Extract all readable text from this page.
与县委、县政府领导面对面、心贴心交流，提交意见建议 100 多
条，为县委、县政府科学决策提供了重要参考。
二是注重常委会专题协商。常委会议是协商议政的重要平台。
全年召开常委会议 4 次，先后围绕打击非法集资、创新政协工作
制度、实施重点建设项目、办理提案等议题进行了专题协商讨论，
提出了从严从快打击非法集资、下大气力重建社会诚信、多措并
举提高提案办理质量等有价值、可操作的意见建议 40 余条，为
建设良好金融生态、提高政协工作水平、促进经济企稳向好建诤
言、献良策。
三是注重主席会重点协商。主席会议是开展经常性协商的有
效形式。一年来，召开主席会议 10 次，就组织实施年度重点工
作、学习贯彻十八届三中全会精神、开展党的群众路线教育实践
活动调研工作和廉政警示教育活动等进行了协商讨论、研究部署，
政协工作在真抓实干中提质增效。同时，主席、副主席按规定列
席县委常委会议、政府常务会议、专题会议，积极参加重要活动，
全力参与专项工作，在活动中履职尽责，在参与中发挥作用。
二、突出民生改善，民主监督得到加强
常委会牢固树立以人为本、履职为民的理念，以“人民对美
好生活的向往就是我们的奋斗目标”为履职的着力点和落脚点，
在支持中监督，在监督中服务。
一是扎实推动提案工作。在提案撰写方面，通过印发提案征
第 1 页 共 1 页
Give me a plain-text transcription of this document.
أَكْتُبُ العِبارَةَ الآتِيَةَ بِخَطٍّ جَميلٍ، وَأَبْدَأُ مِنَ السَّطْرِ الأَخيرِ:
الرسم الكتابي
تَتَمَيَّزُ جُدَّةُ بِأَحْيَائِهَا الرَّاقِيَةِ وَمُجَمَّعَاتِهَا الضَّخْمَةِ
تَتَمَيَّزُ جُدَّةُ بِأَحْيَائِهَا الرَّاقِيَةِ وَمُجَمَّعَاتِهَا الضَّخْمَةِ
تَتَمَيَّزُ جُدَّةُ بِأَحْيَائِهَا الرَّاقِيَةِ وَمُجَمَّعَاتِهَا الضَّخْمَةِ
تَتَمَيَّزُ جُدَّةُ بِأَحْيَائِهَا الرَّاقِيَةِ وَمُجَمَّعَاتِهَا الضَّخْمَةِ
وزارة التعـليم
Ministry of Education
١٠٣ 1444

Written instruction: Pull out every line of the records that includes the string "this".

Problem solution:
Extract all readable text from this page.
Give me a plain-text transcription of this document.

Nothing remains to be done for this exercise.